- WRITTEN TASK
Reproduce the material exactly, omitting nothing.

══ GIVEN DATA

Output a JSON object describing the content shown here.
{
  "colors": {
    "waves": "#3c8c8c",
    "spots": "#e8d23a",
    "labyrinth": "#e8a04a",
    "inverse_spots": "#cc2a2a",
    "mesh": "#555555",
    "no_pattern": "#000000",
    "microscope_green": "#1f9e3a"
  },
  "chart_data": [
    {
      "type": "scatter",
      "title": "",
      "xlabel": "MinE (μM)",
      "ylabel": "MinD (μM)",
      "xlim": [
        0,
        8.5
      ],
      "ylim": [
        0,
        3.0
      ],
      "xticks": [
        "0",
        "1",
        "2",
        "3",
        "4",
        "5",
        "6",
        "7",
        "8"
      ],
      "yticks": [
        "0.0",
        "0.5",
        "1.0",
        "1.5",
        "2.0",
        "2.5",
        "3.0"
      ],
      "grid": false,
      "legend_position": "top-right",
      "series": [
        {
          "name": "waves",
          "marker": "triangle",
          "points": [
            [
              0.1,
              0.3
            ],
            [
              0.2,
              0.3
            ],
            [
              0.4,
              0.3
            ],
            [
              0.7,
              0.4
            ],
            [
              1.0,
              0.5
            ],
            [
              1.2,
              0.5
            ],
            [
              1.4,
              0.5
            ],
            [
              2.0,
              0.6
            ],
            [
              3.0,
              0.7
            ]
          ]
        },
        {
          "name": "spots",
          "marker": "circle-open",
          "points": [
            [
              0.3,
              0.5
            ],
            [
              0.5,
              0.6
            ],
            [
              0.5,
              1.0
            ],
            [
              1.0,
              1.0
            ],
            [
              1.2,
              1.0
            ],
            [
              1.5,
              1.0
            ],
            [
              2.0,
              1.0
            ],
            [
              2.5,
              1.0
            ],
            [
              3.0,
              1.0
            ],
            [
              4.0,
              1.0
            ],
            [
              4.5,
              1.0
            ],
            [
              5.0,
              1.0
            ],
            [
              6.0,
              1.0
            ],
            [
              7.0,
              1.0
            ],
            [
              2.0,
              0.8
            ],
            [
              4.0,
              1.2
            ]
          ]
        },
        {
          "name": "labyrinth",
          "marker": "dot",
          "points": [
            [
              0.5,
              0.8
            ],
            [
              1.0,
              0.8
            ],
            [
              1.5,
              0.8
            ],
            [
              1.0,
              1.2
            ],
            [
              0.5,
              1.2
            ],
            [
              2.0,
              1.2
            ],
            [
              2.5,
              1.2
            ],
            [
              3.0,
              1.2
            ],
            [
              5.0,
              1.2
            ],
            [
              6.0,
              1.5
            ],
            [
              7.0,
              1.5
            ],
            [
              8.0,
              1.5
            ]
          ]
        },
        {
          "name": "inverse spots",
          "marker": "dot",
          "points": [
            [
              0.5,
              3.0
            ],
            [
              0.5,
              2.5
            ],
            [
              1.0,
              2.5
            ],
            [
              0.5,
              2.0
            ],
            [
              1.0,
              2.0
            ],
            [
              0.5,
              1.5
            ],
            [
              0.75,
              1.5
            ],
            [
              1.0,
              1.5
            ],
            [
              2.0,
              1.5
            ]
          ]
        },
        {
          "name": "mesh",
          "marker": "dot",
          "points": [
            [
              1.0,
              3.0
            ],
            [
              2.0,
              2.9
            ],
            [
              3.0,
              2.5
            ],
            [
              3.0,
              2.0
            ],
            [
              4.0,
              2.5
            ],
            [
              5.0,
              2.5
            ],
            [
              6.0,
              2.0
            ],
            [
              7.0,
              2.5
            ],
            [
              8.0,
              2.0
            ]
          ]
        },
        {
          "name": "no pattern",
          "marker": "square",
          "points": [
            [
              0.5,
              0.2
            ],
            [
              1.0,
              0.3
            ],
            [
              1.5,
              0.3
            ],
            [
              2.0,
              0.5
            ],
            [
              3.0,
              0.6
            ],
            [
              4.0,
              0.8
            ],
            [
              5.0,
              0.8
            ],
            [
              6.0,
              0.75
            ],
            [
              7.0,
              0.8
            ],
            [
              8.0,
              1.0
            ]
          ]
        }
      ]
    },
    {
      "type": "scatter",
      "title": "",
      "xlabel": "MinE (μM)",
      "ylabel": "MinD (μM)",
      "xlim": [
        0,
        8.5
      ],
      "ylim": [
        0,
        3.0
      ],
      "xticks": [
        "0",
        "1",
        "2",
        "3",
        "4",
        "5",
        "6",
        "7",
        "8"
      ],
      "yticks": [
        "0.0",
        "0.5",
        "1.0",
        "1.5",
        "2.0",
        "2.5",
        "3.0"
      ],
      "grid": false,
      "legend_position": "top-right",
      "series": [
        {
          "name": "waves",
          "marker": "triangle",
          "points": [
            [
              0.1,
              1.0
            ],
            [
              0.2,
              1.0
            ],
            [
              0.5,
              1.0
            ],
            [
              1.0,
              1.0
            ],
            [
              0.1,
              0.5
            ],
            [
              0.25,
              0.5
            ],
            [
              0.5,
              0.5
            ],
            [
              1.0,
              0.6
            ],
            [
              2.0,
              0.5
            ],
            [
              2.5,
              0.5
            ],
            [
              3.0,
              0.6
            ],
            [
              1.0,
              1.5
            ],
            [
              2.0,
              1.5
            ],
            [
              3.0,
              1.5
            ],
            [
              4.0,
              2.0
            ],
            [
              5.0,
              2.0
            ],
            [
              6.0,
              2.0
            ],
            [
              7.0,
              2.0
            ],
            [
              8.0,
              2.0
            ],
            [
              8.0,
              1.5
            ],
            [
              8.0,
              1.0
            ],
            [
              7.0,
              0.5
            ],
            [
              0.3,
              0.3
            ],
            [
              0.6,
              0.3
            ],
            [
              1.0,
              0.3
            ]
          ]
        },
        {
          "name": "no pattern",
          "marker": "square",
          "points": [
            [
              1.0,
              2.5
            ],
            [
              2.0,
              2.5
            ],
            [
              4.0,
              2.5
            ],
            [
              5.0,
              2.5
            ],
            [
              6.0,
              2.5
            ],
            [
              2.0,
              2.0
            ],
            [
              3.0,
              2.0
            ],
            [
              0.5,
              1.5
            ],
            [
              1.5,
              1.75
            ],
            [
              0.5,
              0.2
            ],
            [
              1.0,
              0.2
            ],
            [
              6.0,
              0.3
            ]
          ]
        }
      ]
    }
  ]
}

════

- FINISHED ANSWER
Output a JSON object describing the content shown here.
{
  "colors": {
    "waves": "#3c8c8c",
    "spots": "#e8d23a",
    "labyrinth": "#e8a04a",
    "inverse_spots": "#cc2a2a",
    "mesh": "#555555",
    "no_pattern": "#000000",
    "microscope_green": "#1f9e3a"
  },
  "chart_data": [
    {
      "type": "scatter",
      "title": "",
      "xlabel": "MinE (μM)",
      "ylabel": "MinD (μM)",
      "xlim": [
        0,
        8.5
      ],
      "ylim": [
        0,
        3.0
      ],
      "xticks": [
        "0",
        "1",
        "2",
        "3",
        "4",
        "5",
        "6",
        "7",
        "8"
      ],
      "yticks": [
        "0.0",
        "0.5",
        "1.0",
        "1.5",
        "2.0",
        "2.5",
        "3.0"
      ],
      "grid": false,
      "legend_position": "top-right",
      "series": [
        {
          "name": "waves",
          "marker": "triangle",
          "points": [
            [
              0.1,
              0.3
            ],
            [
              0.2,
              0.3
            ],
            [
              0.4,
              0.3
            ],
            [
              0.7,
              0.4
            ],
            [
              1.0,
              0.5
            ],
            [
              1.2,
              0.5
            ],
            [
              1.4,
              0.5
            ],
            [
              2.0,
              0.6
            ],
            [
              3.0,
              0.7
            ]
          ]
        },
        {
          "name": "spots",
          "marker": "circle-open",
          "points": [
            [
              0.3,
              0.5
            ],
            [
              0.5,
              0.6
            ],
            [
              0.5,
              1.0
            ],
            [
              1.0,
              1.0
            ],
            [
              1.2,
              1.0
            ],
            [
              1.5,
              1.0
            ],
            [
              2.0,
              1.0
            ],
            [
              2.5,
              1.0
            ],
            [
              3.0,
              1.0
            ],
            [
              4.0,
              1.0
            ],
            [
              4.5,
              1.0
            ],
            [
              5.0,
              1.0
            ],
            [
              6.0,
              1.0
            ],
            [
              7.0,
              1.0
            ],
            [
              2.0,
              0.8
            ],
            [
              4.0,
              1.2
            ]
          ]
        },
        {
          "name": "labyrinth",
          "marker": "dot",
          "points": [
            [
              0.5,
              0.8
            ],
            [
              1.0,
              0.8
            ],
            [
              1.5,
              0.8
            ],
            [
              1.0,
              1.2
            ],
            [
              0.5,
              1.2
            ],
            [
              2.0,
              1.2
            ],
            [
              2.5,
              1.2
            ],
            [
              3.0,
              1.2
            ],
            [
              5.0,
              1.2
            ],
            [
              6.0,
              1.5
            ],
            [
              7.0,
              1.5
            ],
            [
              8.0,
              1.5
            ]
          ]
        },
        {
          "name": "inverse spots",
          "marker": "dot",
          "points": [
            [
              0.5,
              3.0
            ],
            [
              0.5,
              2.5
            ],
            [
              1.0,
              2.5
            ],
            [
              0.5,
              2.0
            ],
            [
              1.0,
              2.0
            ],
            [
              0.5,
              1.5
            ],
            [
              0.75,
              1.5
            ],
            [
              1.0,
              1.5
            ],
            [
              2.0,
              1.5
            ]
          ]
        },
        {
          "name": "mesh",
          "marker": "dot",
          "points": [
            [
              1.0,
              3.0
            ],
            [
              2.0,
              2.9
            ],
            [
              3.0,
              2.5
            ],
            [
              3.0,
              2.0
            ],
            [
              4.0,
              2.5
            ],
            [
              5.0,
              2.5
            ],
            [
              6.0,
              2.0
            ],
            [
              7.0,
              2.5
            ],
            [
              8.0,
              2.0
            ]
          ]
        },
        {
          "name": "no pattern",
          "marker": "square",
          "points": [
            [
              0.5,
              0.2
            ],
            [
              1.0,
              0.3
            ],
            [
              1.5,
              0.3
            ],
            [
              2.0,
              0.5
            ],
            [
              3.0,
              0.6
            ],
            [
              4.0,
              0.8
            ],
            [
              5.0,
              0.8
            ],
            [
              6.0,
              0.75
            ],
            [
              7.0,
              0.8
            ],
            [
              8.0,
              1.0
            ]
          ]
        }
      ]
    },
    {
      "type": "scatter",
      "title": "",
      "xlabel": "MinE (μM)",
      "ylabel": "MinD (μM)",
      "xlim": [
        0,
        8.5
      ],
      "ylim": [
        0,
        3.0
      ],
      "xticks": [
        "0",
        "1",
        "2",
        "3",
        "4",
        "5",
        "6",
        "7",
        "8"
      ],
      "yticks": [
        "0.0",
        "0.5",
        "1.0",
        "1.5",
        "2.0",
        "2.5",
        "3.0"
      ],
      "grid": false,
      "legend_position": "top-right",
      "series": [
        {
          "name": "waves",
          "marker": "triangle",
          "points": [
            [
              0.1,
              1.0
            ],
            [
              0.2,
              1.0
            ],
            [
              0.5,
              1.0
            ],
            [
              1.0,
              1.0
            ],
            [
              0.1,
              0.5
            ],
            [
              0.25,
              0.5
            ],
            [
              0.5,
              0.5
            ],
            [
              1.0,
              0.6
            ],
            [
              2.0,
              0.5
            ],
            [
              2.5,
              0.5
            ],
            [
              3.0,
              0.6
            ],
            [
              1.0,
              1.5
            ],
            [
              2.0,
              1.5
            ],
            [
              3.0,
              1.5
            ],
            [
              4.0,
              2.0
            ],
            [
              5.0,
              2.0
            ],
            [
              6.0,
              2.0
            ],
            [
              7.0,
              2.0
            ],
            [
              8.0,
              2.0
            ],
            [
              8.0,
              1.5
            ],
            [
              8.0,
              1.0
            ],
            [
              7.0,
              0.5
            ],
            [
              0.3,
              0.3
            ],
            [
              0.6,
              0.3
            ],
            [
              1.0,
              0.3
            ]
          ]
        },
        {
          "name": "no pattern",
          "marker": "square",
          "points": [
            [
              1.0,
              2.5
            ],
            [
              2.0,
              2.5
            ],
            [
              4.0,
              2.5
            ],
            [
              5.0,
              2.5
            ],
            [
              6.0,
              2.5
            ],
            [
              2.0,
              2.0
            ],
            [
              3.0,
              2.0
            ],
            [
              0.5,
              1.5
            ],
            [
              1.5,
              1.75
            ],
            [
              0.5,
              0.2
            ],
            [
              1.0,
              0.2
            ],
            [
              6.0,
              0.3
            ]
          ]
        }
      ]
    }
  ]
}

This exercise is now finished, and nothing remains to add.